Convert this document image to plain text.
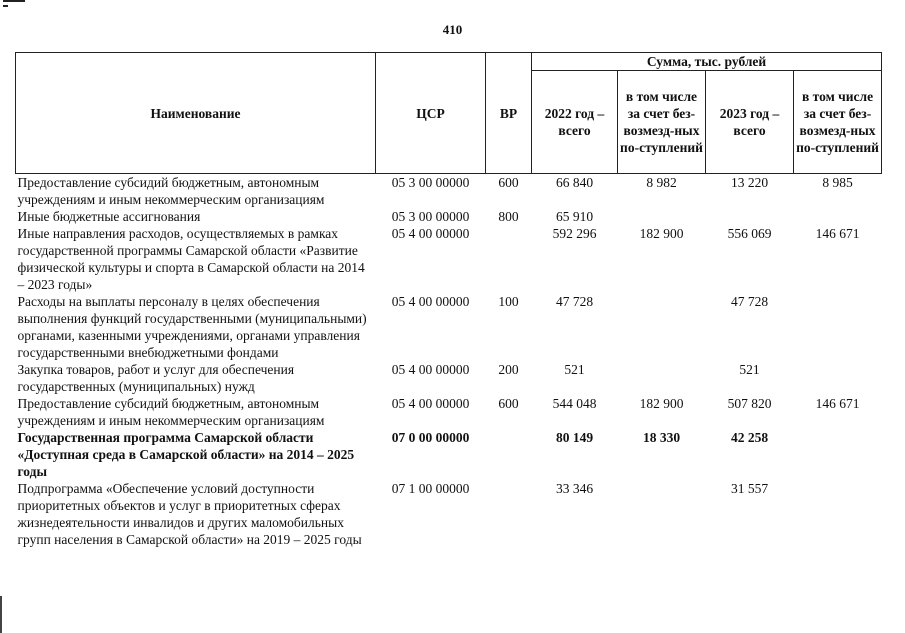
410
Наименование	ЦСР	ВР	Сумма, тыс. рублей			
			2022 год – всего	в том числе за счет без-возмезд-ных по-ступлений	2023 год – всего	в том числе за счет без-возмезд-ных по-ступлений
Предоставление субсидий бюджетным, автономным учреждениям и иным некоммерческим организациям	05 3 00 00000	600	66 840	8 982	13 220	8 985
Иные бюджетные ассигнования	05 3 00 00000	800	65 910			
Иные направления расходов, осуществляемых в рамках государственной программы Самарской области «Развитие физической культуры и спорта в Самарской области на 2014 – 2023 годы»	05 4 00 00000		592 296	182 900	556 069	146 671
Расходы на выплаты персоналу в целях обеспечения выполнения функций государственными (муниципальными) органами, казенными учреждениями, органами управления государственными внебюджетными фондами	05 4 00 00000	100	47 728		47 728	
Закупка товаров, работ и услуг для обеспечения государственных (муниципальных) нужд	05 4 00 00000	200	521		521	
Предоставление субсидий бюджетным, автономным учреждениям и иным некоммерческим организациям	05 4 00 00000	600	544 048	182 900	507 820	146 671
Государственная программа Самарской области «Доступная среда в Самарской области» на 2014 – 2025 годы	07 0 00 00000		80 149	18 330	42 258	
Подпрограмма «Обеспечение условий доступности приоритетных объектов и услуг в приоритетных сферах жизнедеятельности инвалидов и других маломобильных групп населения в Самарской области» на 2019 – 2025 годы	07 1 00 00000		33 346		31 557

» **What you have to do**: Take every line above carrying "Самарской" and return it.

» **Finished answer**:
Иные направления расходов, осуществляемых в рамках государственной программы Самарской области «Развитие физической культуры и спорта в Самарской области на 2014 – 2023 годы»	05 4 00 00000		592 296	182 900	556 069	146 671
Государственная программа Самарской области «Доступная среда в Самарской области» на 2014 – 2025 годы	07 0 00 00000		80 149	18 330	42 258	
Подпрограмма «Обеспечение условий доступности приоритетных объектов и услуг в приоритетных сферах жизнедеятельности инвалидов и других маломобильных групп населения в Самарской области» на 2019 – 2025 годы	07 1 00 00000		33 346		31 557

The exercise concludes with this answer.